── Data extract

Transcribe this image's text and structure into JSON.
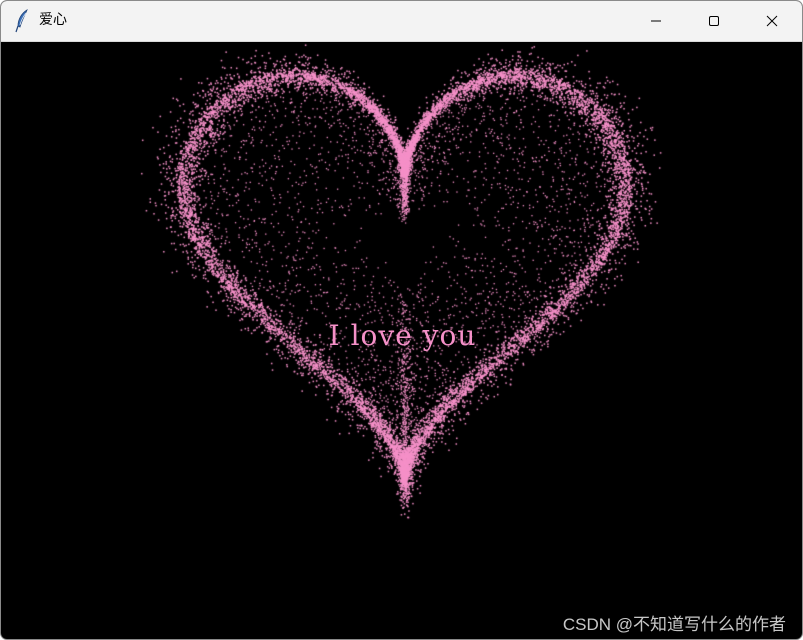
{
  "window": {
    "title": "爱心",
    "icon": "feather-icon",
    "controls": {
      "minimize_icon": "minimize-icon",
      "maximize_icon": "maximize-icon",
      "close_icon": "close-icon"
    }
  },
  "canvas": {
    "background_color": "#000000",
    "heart_color": "#f590c8",
    "text": "I love you"
  },
  "watermark": "CSDN @不知道写什么的作者"
}
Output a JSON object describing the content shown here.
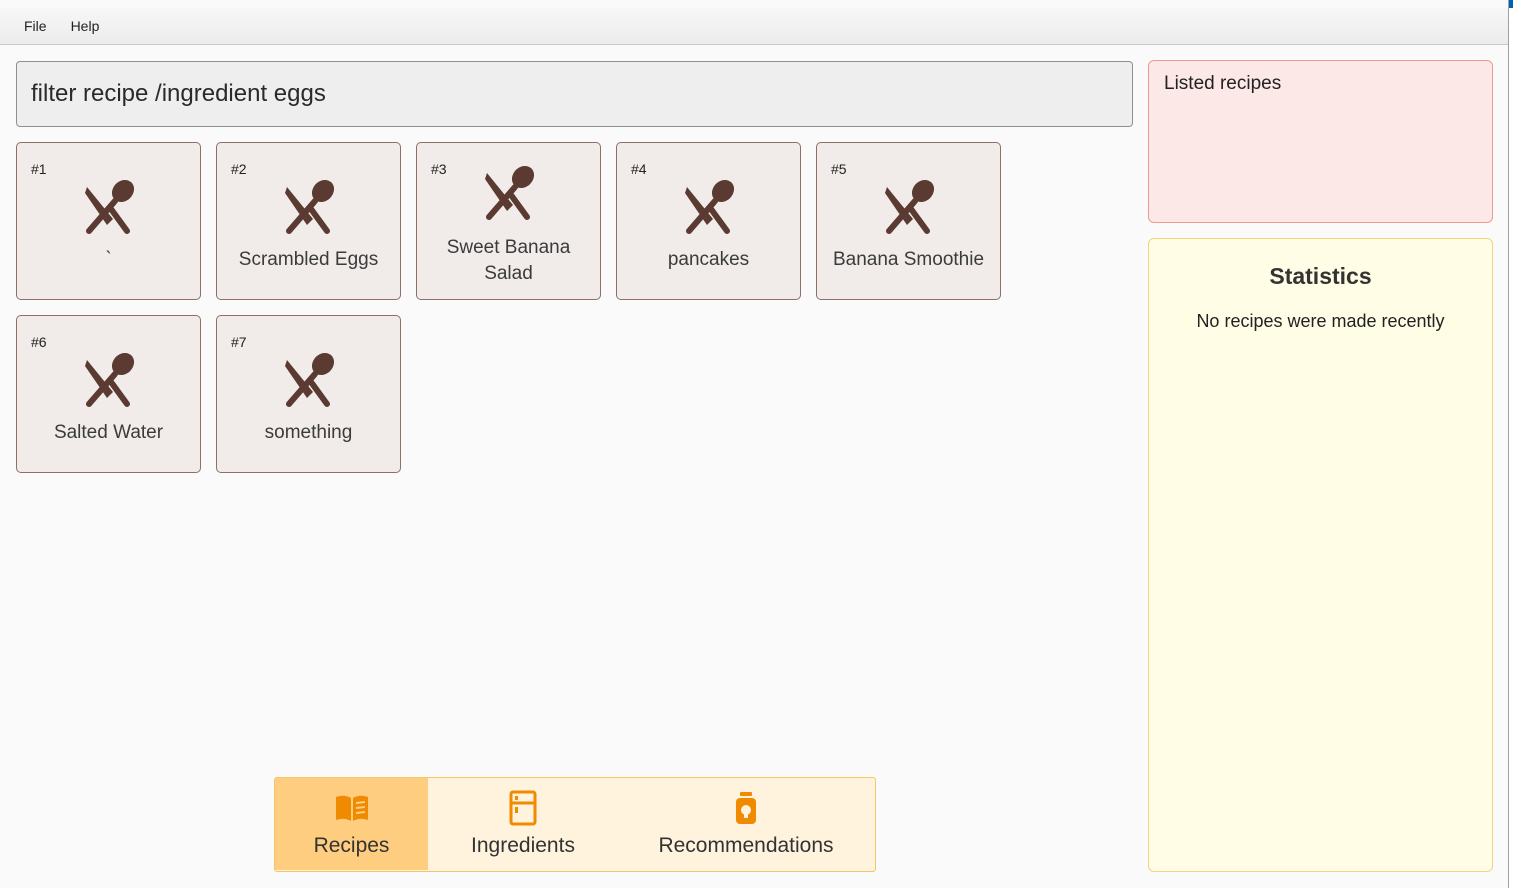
{
  "menubar": {
    "items": [
      "File",
      "Help"
    ]
  },
  "command": {
    "value": "filter recipe /ingredient eggs"
  },
  "recipes": [
    {
      "index": "#1",
      "name": "`"
    },
    {
      "index": "#2",
      "name": "Scrambled Eggs"
    },
    {
      "index": "#3",
      "name": "Sweet Banana Salad"
    },
    {
      "index": "#4",
      "name": "pancakes"
    },
    {
      "index": "#5",
      "name": "Banana Smoothie"
    },
    {
      "index": "#6",
      "name": "Salted Water"
    },
    {
      "index": "#7",
      "name": "something"
    }
  ],
  "listed_panel": {
    "label": "Listed recipes"
  },
  "statistics": {
    "title": "Statistics",
    "empty_message": "No recipes were made recently"
  },
  "tabs": [
    {
      "label": "Recipes",
      "icon": "book-icon",
      "active": true
    },
    {
      "label": "Ingredients",
      "icon": "fridge-icon",
      "active": false
    },
    {
      "label": "Recommendations",
      "icon": "jar-icon",
      "active": false
    }
  ],
  "colors": {
    "accent_blue": "#0063b1",
    "card_bg": "#f1ecea",
    "card_border": "#8d6f67",
    "utensil_icon": "#5b3a32",
    "listed_bg": "#fce8e6",
    "stats_bg": "#fffde6",
    "tab_active": "#ffcd80",
    "tab_icon": "#f08a00"
  }
}
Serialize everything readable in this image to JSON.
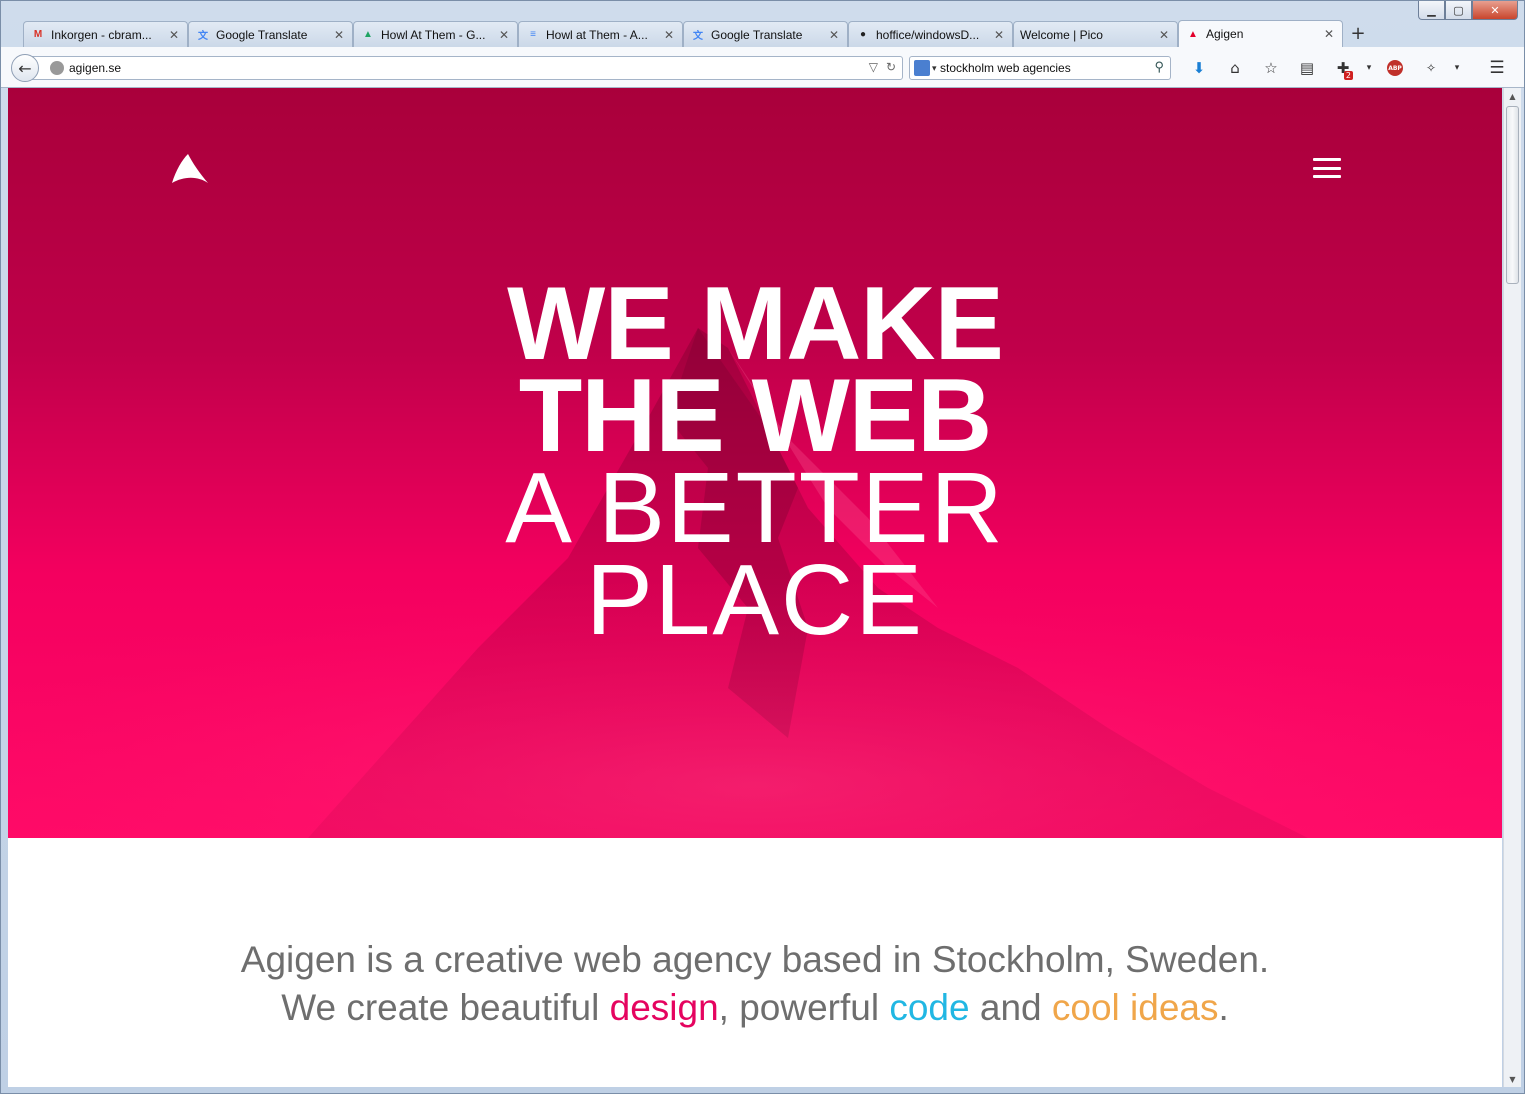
{
  "window": {
    "controls": {
      "minimize": "▁",
      "maximize": "▢",
      "close": "✕"
    }
  },
  "tabs": [
    {
      "label": "Inkorgen - cbram...",
      "icon": "gmail-icon",
      "icon_glyph": "M",
      "icon_color": "#d93025",
      "close": "✕"
    },
    {
      "label": "Google Translate",
      "icon": "translate-icon",
      "icon_glyph": "文",
      "icon_color": "#4285f4",
      "close": "✕"
    },
    {
      "label": "Howl At Them - G...",
      "icon": "drive-icon",
      "icon_glyph": "▲",
      "icon_color": "#1fa463",
      "close": "✕"
    },
    {
      "label": "Howl at Them - A...",
      "icon": "docs-icon",
      "icon_glyph": "≡",
      "icon_color": "#4285f4",
      "close": "✕"
    },
    {
      "label": "Google Translate",
      "icon": "translate-icon",
      "icon_glyph": "文",
      "icon_color": "#4285f4",
      "close": "✕"
    },
    {
      "label": "hoffice/windowsD...",
      "icon": "github-icon",
      "icon_glyph": "●",
      "icon_color": "#222222",
      "close": "✕"
    },
    {
      "label": "Welcome | Pico",
      "icon": "",
      "icon_glyph": "",
      "icon_color": "#222222",
      "close": "✕"
    },
    {
      "label": "Agigen",
      "icon": "agigen-icon",
      "icon_glyph": "▲",
      "icon_color": "#e3002b",
      "close": "✕",
      "active": true
    }
  ],
  "new_tab": "+",
  "navbar": {
    "back": "←",
    "url": "agigen.se",
    "url_dropdown": "▽",
    "reload": "↻",
    "search_value": "stockholm web agencies",
    "search_engine_arrow": "▾",
    "search_go": "⚲"
  },
  "toolbar": {
    "download": "⬇",
    "home": "⌂",
    "bookmark": "☆",
    "reading_list": "▤",
    "addon_badge": "2",
    "abp_label": "ABP",
    "menu": "☰"
  },
  "hero": {
    "line1": "WE MAKE",
    "line2": "THE WEB",
    "line3": "A BETTER",
    "line4": "PLACE"
  },
  "intro": {
    "line1": "Agigen is a creative web agency based in Stockholm, Sweden.",
    "line2_before": "We create beautiful ",
    "design": "design",
    "line2_mid1": ", powerful ",
    "code": "code",
    "line2_mid2": " and ",
    "ideas": "cool ideas",
    "line2_end": "."
  },
  "colors": {
    "brand_pink": "#e5045f",
    "code_blue": "#21b7e3",
    "ideas_orange": "#f0a64a",
    "text_gray": "#6e6e6e"
  },
  "scrollbar": {
    "up": "▲",
    "down": "▼"
  }
}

────

__Goal__. Scan the records above for the string "Them", then select every line that holds it.

__Correct answer__.
      "label": "Howl At Them - G...",
      "label": "Howl at Them - A...",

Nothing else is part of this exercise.